* _Task brief_: Pull out every line from the listing that has the word "space".

* _Dataset content_:
============

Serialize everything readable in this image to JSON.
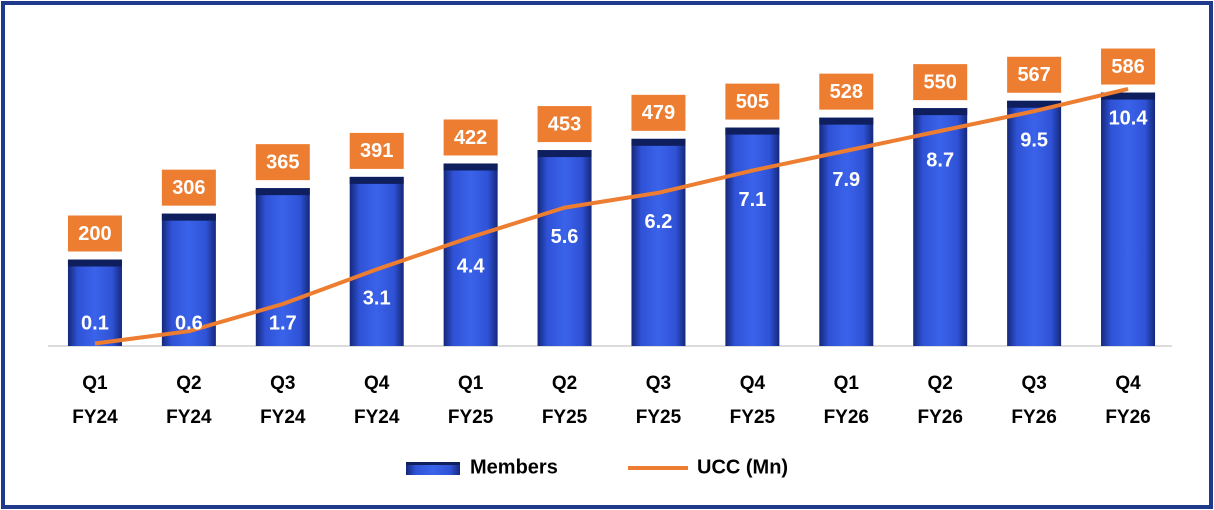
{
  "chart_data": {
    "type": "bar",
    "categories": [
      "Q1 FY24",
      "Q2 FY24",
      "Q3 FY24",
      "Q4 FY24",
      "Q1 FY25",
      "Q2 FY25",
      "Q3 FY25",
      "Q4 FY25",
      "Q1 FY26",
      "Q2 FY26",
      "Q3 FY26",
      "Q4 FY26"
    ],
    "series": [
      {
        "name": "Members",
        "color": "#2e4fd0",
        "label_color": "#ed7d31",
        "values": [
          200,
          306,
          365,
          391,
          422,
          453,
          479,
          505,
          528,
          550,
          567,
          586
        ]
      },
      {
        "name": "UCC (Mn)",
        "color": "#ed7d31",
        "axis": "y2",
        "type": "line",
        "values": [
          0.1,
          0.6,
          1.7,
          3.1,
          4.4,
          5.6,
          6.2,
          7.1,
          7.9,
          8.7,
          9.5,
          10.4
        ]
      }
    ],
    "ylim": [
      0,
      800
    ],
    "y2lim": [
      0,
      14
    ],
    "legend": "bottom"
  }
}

============

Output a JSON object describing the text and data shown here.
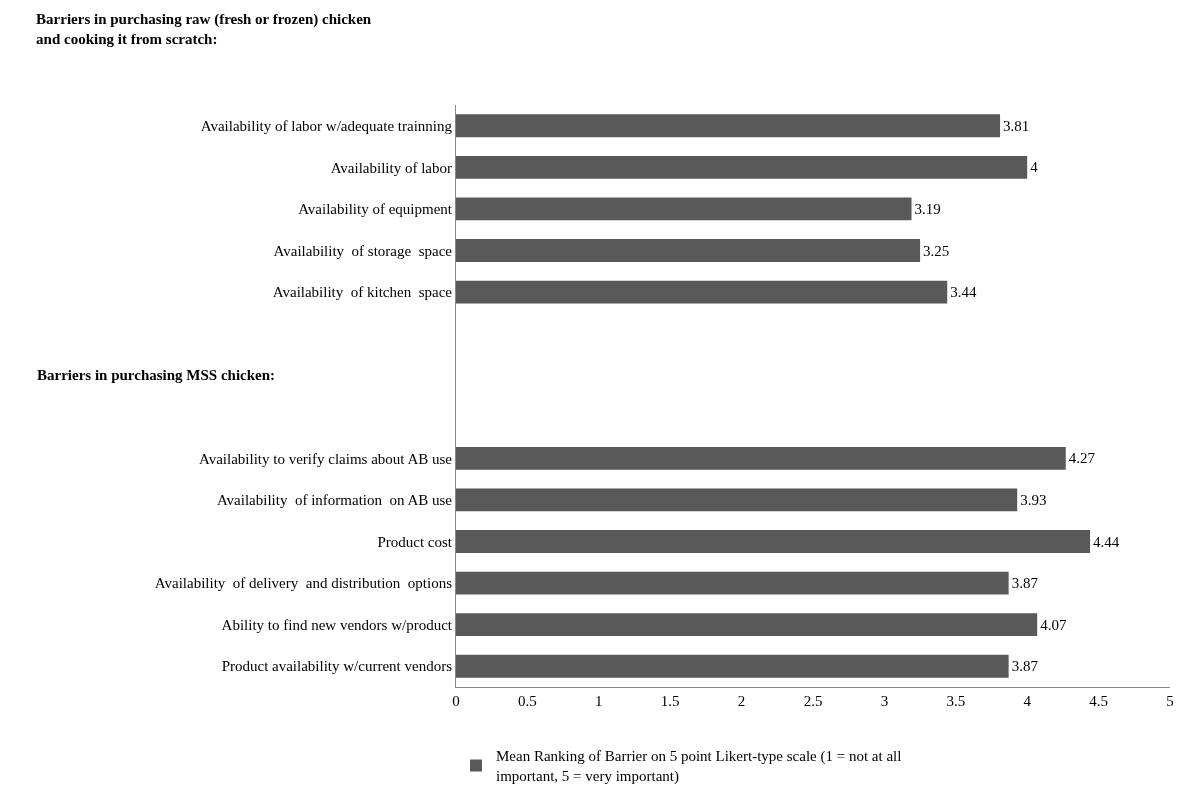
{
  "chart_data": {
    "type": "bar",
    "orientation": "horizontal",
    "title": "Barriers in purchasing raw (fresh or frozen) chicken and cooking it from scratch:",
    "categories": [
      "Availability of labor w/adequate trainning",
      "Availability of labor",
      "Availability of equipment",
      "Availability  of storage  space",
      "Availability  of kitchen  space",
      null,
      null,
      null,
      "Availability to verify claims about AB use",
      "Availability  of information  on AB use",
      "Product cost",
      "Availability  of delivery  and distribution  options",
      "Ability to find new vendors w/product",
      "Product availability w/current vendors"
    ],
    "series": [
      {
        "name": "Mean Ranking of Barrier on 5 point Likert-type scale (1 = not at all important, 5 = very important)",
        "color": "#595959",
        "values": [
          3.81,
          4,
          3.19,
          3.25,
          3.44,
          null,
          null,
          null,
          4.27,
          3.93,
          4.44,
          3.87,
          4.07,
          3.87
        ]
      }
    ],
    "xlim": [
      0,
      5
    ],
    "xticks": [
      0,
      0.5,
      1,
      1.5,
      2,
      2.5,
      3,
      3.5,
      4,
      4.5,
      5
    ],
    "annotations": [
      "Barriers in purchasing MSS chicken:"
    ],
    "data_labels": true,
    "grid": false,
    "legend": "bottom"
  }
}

============

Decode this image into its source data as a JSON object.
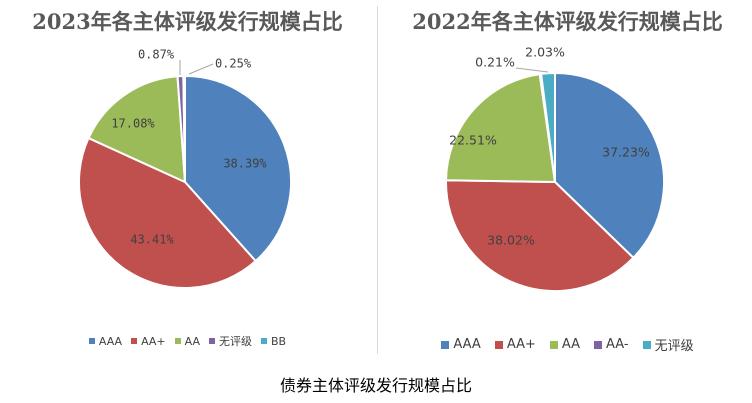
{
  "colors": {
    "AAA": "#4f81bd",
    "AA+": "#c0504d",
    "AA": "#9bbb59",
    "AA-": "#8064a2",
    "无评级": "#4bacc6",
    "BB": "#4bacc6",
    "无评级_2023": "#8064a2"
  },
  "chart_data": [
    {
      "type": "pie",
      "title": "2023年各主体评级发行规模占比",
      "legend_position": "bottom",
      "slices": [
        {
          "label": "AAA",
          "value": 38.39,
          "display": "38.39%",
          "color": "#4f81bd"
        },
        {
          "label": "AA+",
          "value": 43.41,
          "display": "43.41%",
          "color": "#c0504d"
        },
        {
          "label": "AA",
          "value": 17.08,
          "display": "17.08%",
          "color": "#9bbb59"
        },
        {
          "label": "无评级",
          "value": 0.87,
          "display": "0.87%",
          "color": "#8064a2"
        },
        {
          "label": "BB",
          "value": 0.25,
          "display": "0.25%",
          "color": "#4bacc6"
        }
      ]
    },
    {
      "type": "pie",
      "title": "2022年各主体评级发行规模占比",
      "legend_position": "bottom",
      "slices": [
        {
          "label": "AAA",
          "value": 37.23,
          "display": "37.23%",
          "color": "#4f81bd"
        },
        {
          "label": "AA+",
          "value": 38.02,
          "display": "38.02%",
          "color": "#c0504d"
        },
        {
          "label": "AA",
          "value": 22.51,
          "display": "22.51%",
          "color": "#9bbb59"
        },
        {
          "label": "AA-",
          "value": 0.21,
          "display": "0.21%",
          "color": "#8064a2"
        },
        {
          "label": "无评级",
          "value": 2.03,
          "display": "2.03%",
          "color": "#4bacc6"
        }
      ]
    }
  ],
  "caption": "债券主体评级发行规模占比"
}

============

* _Full response_:
      "Availability  of storage  space",
      "Availability  of kitchen  space",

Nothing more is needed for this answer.